Wednesday, September 20, 2006

Manager's Amendment

Amendment to Copyright Modernization Act requires the Copyright Office to create a text-searchable database of visual works.

The Copyright Modernization Act was scheduled for mark-up today but has been delayed again, perhaps until next week.

In response to criticism from visual artists, Rep. Lamar Smith (R-Texas) has now introduced a “Manager’s Amendment” to the bill that would require the Copyright Office to create a text-searchable database of visual works.

The effective date is whenever the Copyright Office does it or 2011, whichever comes first. With all due respect, we suggest that Congress pass the “Manager’s Amendment” by itself and put the rest of the Orphan Works Act on hold.

Reason: a searchable database would allow users to source and access a vast number of rightsholders without compromising the protected work of artists who are simply hard to find — or whose authorship can’t be determined by a text-based search — or whose art was never registered in the first place (as the 1976 Copyright Act did not require it to be).

The “Manager’s Amendment” (without the Orphan Works Act) has several virtues lacking in the blunderbuss bill.

  1. It would do no harm.

* * * * * * * * *

Given task 1: Decide whether each statement agrees with the post on the Manager's Amendment: (a) the Copyright Modernization Act was marked up on the day it was scheduled; (b) Rep. Lamar Smith introduced the "Manager's Amendment"; (c) the 1976 Copyright Act required art to be registered. For each one, answer yes or no and quote the words of the post that decide it.
Given task 2: Print the stretch of the post on the Manager's Amendment from "The Copyright Modernization" through "Act on hold.".

[Records of where elements appear]
* * * * * * * * *

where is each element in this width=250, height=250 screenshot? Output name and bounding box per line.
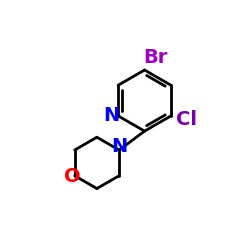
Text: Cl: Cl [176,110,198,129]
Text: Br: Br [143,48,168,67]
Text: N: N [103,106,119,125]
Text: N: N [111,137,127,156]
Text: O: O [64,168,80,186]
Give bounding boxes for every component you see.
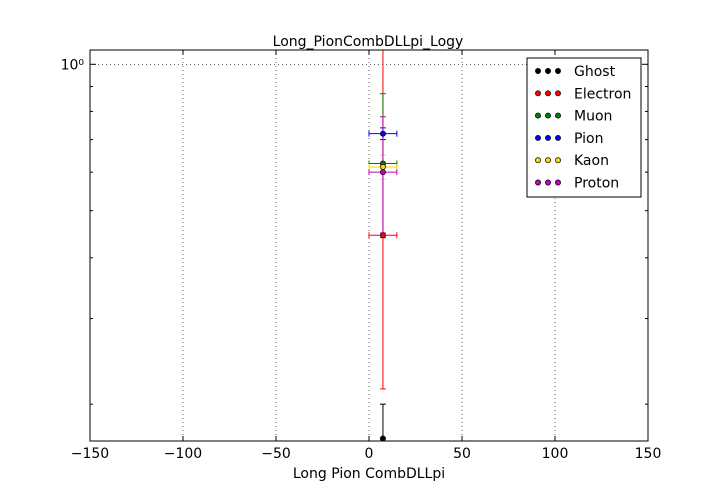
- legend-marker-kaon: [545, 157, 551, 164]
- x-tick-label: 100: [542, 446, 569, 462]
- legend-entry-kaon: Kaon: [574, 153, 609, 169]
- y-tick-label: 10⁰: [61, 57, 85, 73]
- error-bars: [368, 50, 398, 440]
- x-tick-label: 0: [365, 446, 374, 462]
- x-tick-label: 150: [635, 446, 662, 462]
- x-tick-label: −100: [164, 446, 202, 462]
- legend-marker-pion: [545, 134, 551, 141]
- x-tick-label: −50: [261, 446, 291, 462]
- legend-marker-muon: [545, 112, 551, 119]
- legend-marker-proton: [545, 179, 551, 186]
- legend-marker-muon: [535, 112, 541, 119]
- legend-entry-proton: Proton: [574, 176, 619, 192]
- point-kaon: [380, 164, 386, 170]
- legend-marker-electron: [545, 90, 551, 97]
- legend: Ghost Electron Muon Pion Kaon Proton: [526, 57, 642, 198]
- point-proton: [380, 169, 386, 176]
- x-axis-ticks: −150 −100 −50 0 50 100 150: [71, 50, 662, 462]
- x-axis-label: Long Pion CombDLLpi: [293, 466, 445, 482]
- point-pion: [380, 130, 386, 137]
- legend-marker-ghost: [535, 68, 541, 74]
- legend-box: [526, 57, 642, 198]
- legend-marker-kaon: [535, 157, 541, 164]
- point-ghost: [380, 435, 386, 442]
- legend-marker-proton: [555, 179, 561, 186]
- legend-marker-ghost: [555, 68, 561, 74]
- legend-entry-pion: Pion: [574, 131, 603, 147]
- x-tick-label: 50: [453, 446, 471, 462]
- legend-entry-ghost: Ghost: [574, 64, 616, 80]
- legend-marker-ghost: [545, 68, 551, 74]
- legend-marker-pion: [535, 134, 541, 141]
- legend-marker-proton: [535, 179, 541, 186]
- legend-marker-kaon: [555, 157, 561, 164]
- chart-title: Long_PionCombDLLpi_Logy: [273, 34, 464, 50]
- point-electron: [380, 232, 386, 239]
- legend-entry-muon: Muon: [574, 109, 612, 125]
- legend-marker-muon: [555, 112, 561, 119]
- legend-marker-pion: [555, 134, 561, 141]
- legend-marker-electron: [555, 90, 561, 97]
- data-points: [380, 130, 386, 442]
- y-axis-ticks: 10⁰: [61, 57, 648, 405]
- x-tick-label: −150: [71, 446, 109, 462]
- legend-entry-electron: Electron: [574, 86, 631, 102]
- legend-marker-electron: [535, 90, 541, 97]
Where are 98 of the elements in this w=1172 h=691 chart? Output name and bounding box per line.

* * * * * * * * *

Expected output 1:
(a) No: "was scheduled for mark-up today but has been delayed again, perhaps until next week."
(b) Yes: "Rep. Lamar Smith (R-Texas) has now introduced a “Manager’s Amendment” to the bill"
(c) No: "as the 1976 Copyright Act did not require it to be"

Expected output 2:
The Copyright Modernization Act was scheduled for mark-up today but has been delayed again, perhaps until next week.

In response to criticism from visual artists, Rep. Lamar Smith (R-Texas) has now introduced a “Manager’s Amendment” to the bill that would require the Copyright Office to create a text-searchable database of visual works.

The effective date is whenever the Copyright Office does it or 2011, whichever comes first. With all due respect, we suggest that Congress pass the “Manager’s Amendment” by itself and put the rest of the Orphan Works Act on hold.